[Collected data entries]

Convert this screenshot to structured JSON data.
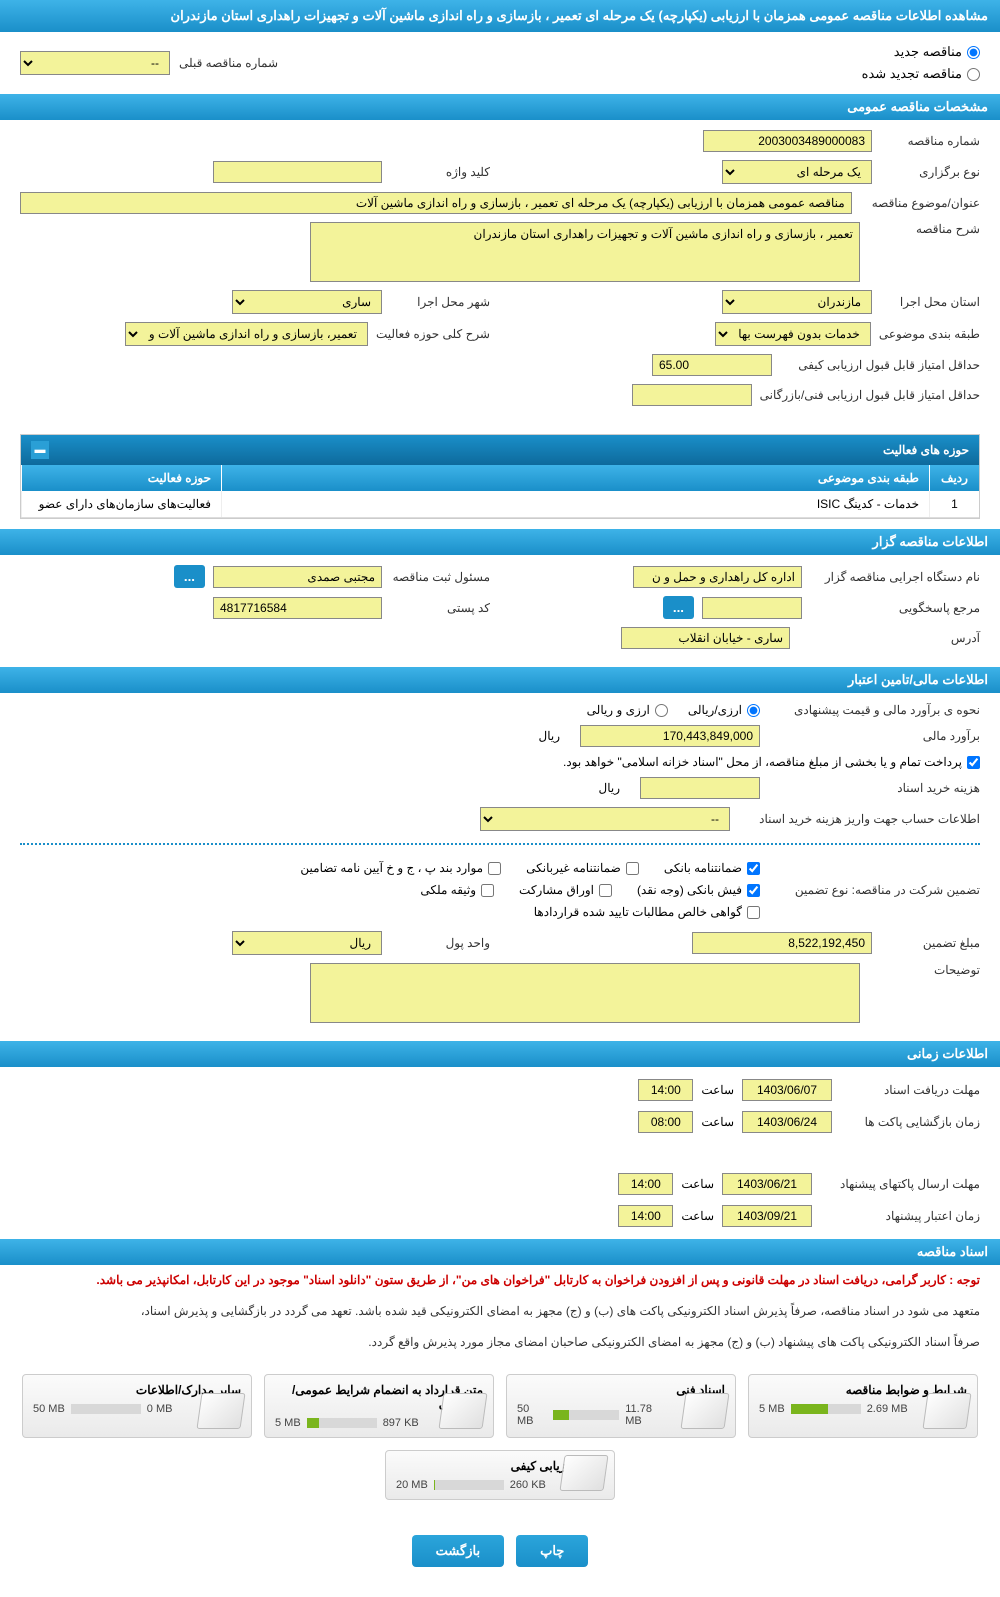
{
  "header": {
    "page_title": "مشاهده اطلاعات مناقصه عمومی همزمان با ارزیابی (یکپارچه) یک مرحله ای تعمیر ، بازسازی و راه اندازی ماشین آلات و تجهیزات راهداری استان مازندران"
  },
  "top_radio": {
    "new_label": "مناقصه جدید",
    "renewed_label": "مناقصه تجدید شده",
    "prev_tender_label": "شماره مناقصه قبلی",
    "prev_tender_value": "--"
  },
  "sections": {
    "general": {
      "title": "مشخصات مناقصه عمومی",
      "tender_no_label": "شماره مناقصه",
      "tender_no": "2003003489000083",
      "type_label": "نوع برگزاری",
      "type_value": "یک مرحله ای",
      "keyword_label": "کلید واژه",
      "keyword_value": "",
      "subject_label": "عنوان/موضوع مناقصه",
      "subject_value": "مناقصه عمومی همزمان با ارزیابی (یکپارچه) یک مرحله ای تعمیر ، بازسازی و راه اندازی ماشین آلات",
      "desc_label": "شرح مناقصه",
      "desc_value": "تعمیر ، بازسازی و راه اندازی ماشین آلات و تجهیزات راهداری استان مازندران",
      "province_label": "استان محل اجرا",
      "province_value": "مازندران",
      "city_label": "شهر محل اجرا",
      "city_value": "ساری",
      "category_label": "طبقه بندی موضوعی",
      "category_value": "خدمات بدون فهرست بها",
      "activity_area_label": "شرح کلی حوزه فعالیت",
      "activity_area_value": "تعمیر، بازسازی و راه اندازی ماشین آلات و",
      "min_qual_score_label": "حداقل امتیاز قابل قبول ارزیابی کیفی",
      "min_qual_score": "65.00",
      "min_tech_score_label": "حداقل امتیاز قابل قبول ارزیابی فنی/بازرگانی",
      "min_tech_score": ""
    },
    "activities": {
      "title": "حوزه های فعالیت",
      "col_idx": "ردیف",
      "col_cat": "طبقه بندی موضوعی",
      "col_area": "حوزه فعالیت",
      "rows": [
        {
          "idx": "1",
          "cat": "خدمات - کدینگ ISIC",
          "area": "فعالیت‌های سازمان‌های دارای عضو"
        }
      ]
    },
    "organizer": {
      "title": "اطلاعات مناقصه گزار",
      "agency_label": "نام دستگاه اجرایی مناقصه گزار",
      "agency_value": "اداره کل راهداری و حمل و ن",
      "registrar_label": "مسئول ثبت مناقصه",
      "registrar_value": "مجتبی صمدی",
      "responder_label": "مرجع پاسخگویی",
      "responder_value": "",
      "postal_label": "کد پستی",
      "postal_value": "4817716584",
      "address_label": "آدرس",
      "address_value": "ساری - خیابان انقلاب",
      "dots": "..."
    },
    "financial": {
      "title": "اطلاعات مالی/تامین اعتبار",
      "estimate_method_label": "نحوه ی برآورد مالی و قیمت پیشنهادی",
      "opt_rial": "ارزی/ریالی",
      "opt_currency": "ارزی و ریالی",
      "estimate_label": "برآورد مالی",
      "estimate_value": "170,443,849,000",
      "unit_rial": "ریال",
      "payment_note": "پرداخت تمام و یا بخشی از مبلغ مناقصه، از محل \"اسناد خزانه اسلامی\" خواهد بود.",
      "doc_cost_label": "هزینه خرید اسناد",
      "doc_cost_value": "",
      "doc_account_label": "اطلاعات حساب جهت واریز هزینه خرید اسناد",
      "doc_account_value": "--"
    },
    "guarantee": {
      "label_type": "تضمین شرکت در مناقصه:   نوع تضمین",
      "opt_bank_guarantee": "ضمانتنامه بانکی",
      "opt_nonbank_guarantee": "ضمانتنامه غیربانکی",
      "opt_regulations": "موارد بند پ ، ج و خ آیین نامه تضامین",
      "opt_cash": "فیش بانکی (وجه نقد)",
      "opt_securities": "اوراق مشارکت",
      "opt_property": "وثیقه ملکی",
      "opt_receivables": "گواهی خالص مطالبات تایید شده قراردادها",
      "amount_label": "مبلغ تضمین",
      "amount_value": "8,522,192,450",
      "unit_label": "واحد پول",
      "unit_value": "ریال",
      "notes_label": "توضیحات",
      "notes_value": ""
    },
    "timing": {
      "title": "اطلاعات زمانی",
      "doc_deadline_label": "مهلت دریافت اسناد",
      "doc_deadline_date": "1403/06/07",
      "doc_deadline_time": "14:00",
      "send_deadline_label": "مهلت ارسال پاکتهای پیشنهاد",
      "send_deadline_date": "1403/06/21",
      "send_deadline_time": "14:00",
      "open_label": "زمان بازگشایی پاکت ها",
      "open_date": "1403/06/24",
      "open_time": "08:00",
      "validity_label": "زمان اعتبار پیشنهاد",
      "validity_date": "1403/09/21",
      "validity_time": "14:00",
      "time_label": "ساعت"
    },
    "documents": {
      "title": "اسناد مناقصه",
      "note_red": "توجه : کاربر گرامی، دریافت اسناد در مهلت قانونی و پس از افزودن فراخوان به کارتابل \"فراخوان های من\"، از طریق ستون \"دانلود اسناد\" موجود در این کارتابل، امکانپذیر می باشد.",
      "note_dark1": "متعهد می شود در اسناد مناقصه، صرفاً پذیرش اسناد الکترونیکی پاکت های (ب) و (ج) مجهز به امضای الکترونیکی قید شده باشد. تعهد می گردد در بازگشایی و پذیرش اسناد،",
      "note_dark2": "صرفاً اسناد الکترونیکی پاکت های پیشنهاد (ب) و (ج) مجهز به امضای الکترونیکی صاحبان امضای مجاز مورد پذیرش واقع گردد.",
      "cards": [
        {
          "title": "شرایط و ضوابط مناقصه",
          "used": "2.69 MB",
          "limit": "5 MB",
          "pct": 54
        },
        {
          "title": "اسناد فنی",
          "used": "11.78 MB",
          "limit": "50 MB",
          "pct": 24
        },
        {
          "title": "متن قرارداد به انضمام شرایط عمومی/خصوصی",
          "used": "897 KB",
          "limit": "5 MB",
          "pct": 18
        },
        {
          "title": "سایر مدارک/اطلاعات",
          "used": "0 MB",
          "limit": "50 MB",
          "pct": 0
        },
        {
          "title": "اسناد ارزیابی کیفی",
          "used": "260 KB",
          "limit": "20 MB",
          "pct": 2
        }
      ]
    }
  },
  "footer": {
    "print_label": "چاپ",
    "back_label": "بازگشت"
  }
}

◆ Given exercise: Write out the listing above again, exactly, but with no pictures in the copy.

◆ Full solution:
Convert this screenshot to structured JSON data.
{
  "header": {
    "page_title": "مشاهده اطلاعات مناقصه عمومی همزمان با ارزیابی (یکپارچه) یک مرحله ای تعمیر ، بازسازی و راه اندازی ماشین آلات و تجهیزات راهداری استان مازندران"
  },
  "top_radio": {
    "new_label": "مناقصه جدید",
    "renewed_label": "مناقصه تجدید شده",
    "prev_tender_label": "شماره مناقصه قبلی",
    "prev_tender_value": "--"
  },
  "sections": {
    "general": {
      "title": "مشخصات مناقصه عمومی",
      "tender_no_label": "شماره مناقصه",
      "tender_no": "2003003489000083",
      "type_label": "نوع برگزاری",
      "type_value": "یک مرحله ای",
      "keyword_label": "کلید واژه",
      "keyword_value": "",
      "subject_label": "عنوان/موضوع مناقصه",
      "subject_value": "مناقصه عمومی همزمان با ارزیابی (یکپارچه) یک مرحله ای تعمیر ، بازسازی و راه اندازی ماشین آلات",
      "desc_label": "شرح مناقصه",
      "desc_value": "تعمیر ، بازسازی و راه اندازی ماشین آلات و تجهیزات راهداری استان مازندران",
      "province_label": "استان محل اجرا",
      "province_value": "مازندران",
      "city_label": "شهر محل اجرا",
      "city_value": "ساری",
      "category_label": "طبقه بندی موضوعی",
      "category_value": "خدمات بدون فهرست بها",
      "activity_area_label": "شرح کلی حوزه فعالیت",
      "activity_area_value": "تعمیر، بازسازی و راه اندازی ماشین آلات و",
      "min_qual_score_label": "حداقل امتیاز قابل قبول ارزیابی کیفی",
      "min_qual_score": "65.00",
      "min_tech_score_label": "حداقل امتیاز قابل قبول ارزیابی فنی/بازرگانی",
      "min_tech_score": ""
    },
    "activities": {
      "title": "حوزه های فعالیت",
      "col_idx": "ردیف",
      "col_cat": "طبقه بندی موضوعی",
      "col_area": "حوزه فعالیت",
      "rows": [
        {
          "idx": "1",
          "cat": "خدمات - کدینگ ISIC",
          "area": "فعالیت‌های سازمان‌های دارای عضو"
        }
      ]
    },
    "organizer": {
      "title": "اطلاعات مناقصه گزار",
      "agency_label": "نام دستگاه اجرایی مناقصه گزار",
      "agency_value": "اداره کل راهداری و حمل و ن",
      "registrar_label": "مسئول ثبت مناقصه",
      "registrar_value": "مجتبی صمدی",
      "responder_label": "مرجع پاسخگویی",
      "responder_value": "",
      "postal_label": "کد پستی",
      "postal_value": "4817716584",
      "address_label": "آدرس",
      "address_value": "ساری - خیابان انقلاب",
      "dots": "..."
    },
    "financial": {
      "title": "اطلاعات مالی/تامین اعتبار",
      "estimate_method_label": "نحوه ی برآورد مالی و قیمت پیشنهادی",
      "opt_rial": "ارزی/ریالی",
      "opt_currency": "ارزی و ریالی",
      "estimate_label": "برآورد مالی",
      "estimate_value": "170,443,849,000",
      "unit_rial": "ریال",
      "payment_note": "پرداخت تمام و یا بخشی از مبلغ مناقصه، از محل \"اسناد خزانه اسلامی\" خواهد بود.",
      "doc_cost_label": "هزینه خرید اسناد",
      "doc_cost_value": "",
      "doc_account_label": "اطلاعات حساب جهت واریز هزینه خرید اسناد",
      "doc_account_value": "--"
    },
    "guarantee": {
      "label_type": "تضمین شرکت در مناقصه:   نوع تضمین",
      "opt_bank_guarantee": "ضمانتنامه بانکی",
      "opt_nonbank_guarantee": "ضمانتنامه غیربانکی",
      "opt_regulations": "موارد بند پ ، ج و خ آیین نامه تضامین",
      "opt_cash": "فیش بانکی (وجه نقد)",
      "opt_securities": "اوراق مشارکت",
      "opt_property": "وثیقه ملکی",
      "opt_receivables": "گواهی خالص مطالبات تایید شده قراردادها",
      "amount_label": "مبلغ تضمین",
      "amount_value": "8,522,192,450",
      "unit_label": "واحد پول",
      "unit_value": "ریال",
      "notes_label": "توضیحات",
      "notes_value": ""
    },
    "timing": {
      "title": "اطلاعات زمانی",
      "doc_deadline_label": "مهلت دریافت اسناد",
      "doc_deadline_date": "1403/06/07",
      "doc_deadline_time": "14:00",
      "send_deadline_label": "مهلت ارسال پاکتهای پیشنهاد",
      "send_deadline_date": "1403/06/21",
      "send_deadline_time": "14:00",
      "open_label": "زمان بازگشایی پاکت ها",
      "open_date": "1403/06/24",
      "open_time": "08:00",
      "validity_label": "زمان اعتبار پیشنهاد",
      "validity_date": "1403/09/21",
      "validity_time": "14:00",
      "time_label": "ساعت"
    },
    "documents": {
      "title": "اسناد مناقصه",
      "note_red": "توجه : کاربر گرامی، دریافت اسناد در مهلت قانونی و پس از افزودن فراخوان به کارتابل \"فراخوان های من\"، از طریق ستون \"دانلود اسناد\" موجود در این کارتابل، امکانپذیر می باشد.",
      "note_dark1": "متعهد می شود در اسناد مناقصه، صرفاً پذیرش اسناد الکترونیکی پاکت های (ب) و (ج) مجهز به امضای الکترونیکی قید شده باشد. تعهد می گردد در بازگشایی و پذیرش اسناد،",
      "note_dark2": "صرفاً اسناد الکترونیکی پاکت های پیشنهاد (ب) و (ج) مجهز به امضای الکترونیکی صاحبان امضای مجاز مورد پذیرش واقع گردد.",
      "cards": [
        {
          "title": "شرایط و ضوابط مناقصه",
          "used": "2.69 MB",
          "limit": "5 MB",
          "pct": 54
        },
        {
          "title": "اسناد فنی",
          "used": "11.78 MB",
          "limit": "50 MB",
          "pct": 24
        },
        {
          "title": "متن قرارداد به انضمام شرایط عمومی/خصوصی",
          "used": "897 KB",
          "limit": "5 MB",
          "pct": 18
        },
        {
          "title": "سایر مدارک/اطلاعات",
          "used": "0 MB",
          "limit": "50 MB",
          "pct": 0
        },
        {
          "title": "اسناد ارزیابی کیفی",
          "used": "260 KB",
          "limit": "20 MB",
          "pct": 2
        }
      ]
    }
  },
  "footer": {
    "print_label": "چاپ",
    "back_label": "بازگشت"
  }
}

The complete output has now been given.